-- Start Record extracts --

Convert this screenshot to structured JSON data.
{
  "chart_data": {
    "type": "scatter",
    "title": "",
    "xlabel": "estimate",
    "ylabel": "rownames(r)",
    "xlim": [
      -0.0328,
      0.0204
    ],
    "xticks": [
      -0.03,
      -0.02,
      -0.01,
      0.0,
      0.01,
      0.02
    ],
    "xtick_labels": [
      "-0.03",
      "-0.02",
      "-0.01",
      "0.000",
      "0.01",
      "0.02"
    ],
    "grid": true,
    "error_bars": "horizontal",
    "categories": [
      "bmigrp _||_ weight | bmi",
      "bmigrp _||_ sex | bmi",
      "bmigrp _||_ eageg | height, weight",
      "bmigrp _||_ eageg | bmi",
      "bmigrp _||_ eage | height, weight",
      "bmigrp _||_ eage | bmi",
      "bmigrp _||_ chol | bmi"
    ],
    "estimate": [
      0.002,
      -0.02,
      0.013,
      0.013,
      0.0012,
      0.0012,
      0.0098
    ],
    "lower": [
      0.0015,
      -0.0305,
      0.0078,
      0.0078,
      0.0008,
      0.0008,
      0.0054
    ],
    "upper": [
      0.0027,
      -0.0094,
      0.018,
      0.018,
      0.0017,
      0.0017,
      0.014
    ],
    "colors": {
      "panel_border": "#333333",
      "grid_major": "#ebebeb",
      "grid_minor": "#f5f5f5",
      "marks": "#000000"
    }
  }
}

-- End Record extracts --

### [Given problem]
Write out every record verbatim.

### [Written answer]
Convert this screenshot to structured JSON data.
{
  "chart_data": {
    "type": "scatter",
    "title": "",
    "xlabel": "estimate",
    "ylabel": "rownames(r)",
    "xlim": [
      -0.0328,
      0.0204
    ],
    "xticks": [
      -0.03,
      -0.02,
      -0.01,
      0.0,
      0.01,
      0.02
    ],
    "xtick_labels": [
      "-0.03",
      "-0.02",
      "-0.01",
      "0.000",
      "0.01",
      "0.02"
    ],
    "grid": true,
    "error_bars": "horizontal",
    "categories": [
      "bmigrp _||_ weight | bmi",
      "bmigrp _||_ sex | bmi",
      "bmigrp _||_ eageg | height, weight",
      "bmigrp _||_ eageg | bmi",
      "bmigrp _||_ eage | height, weight",
      "bmigrp _||_ eage | bmi",
      "bmigrp _||_ chol | bmi"
    ],
    "estimate": [
      0.002,
      -0.02,
      0.013,
      0.013,
      0.0012,
      0.0012,
      0.0098
    ],
    "lower": [
      0.0015,
      -0.0305,
      0.0078,
      0.0078,
      0.0008,
      0.0008,
      0.0054
    ],
    "upper": [
      0.0027,
      -0.0094,
      0.018,
      0.018,
      0.0017,
      0.0017,
      0.014
    ],
    "colors": {
      "panel_border": "#333333",
      "grid_major": "#ebebeb",
      "grid_minor": "#f5f5f5",
      "marks": "#000000"
    }
  }
}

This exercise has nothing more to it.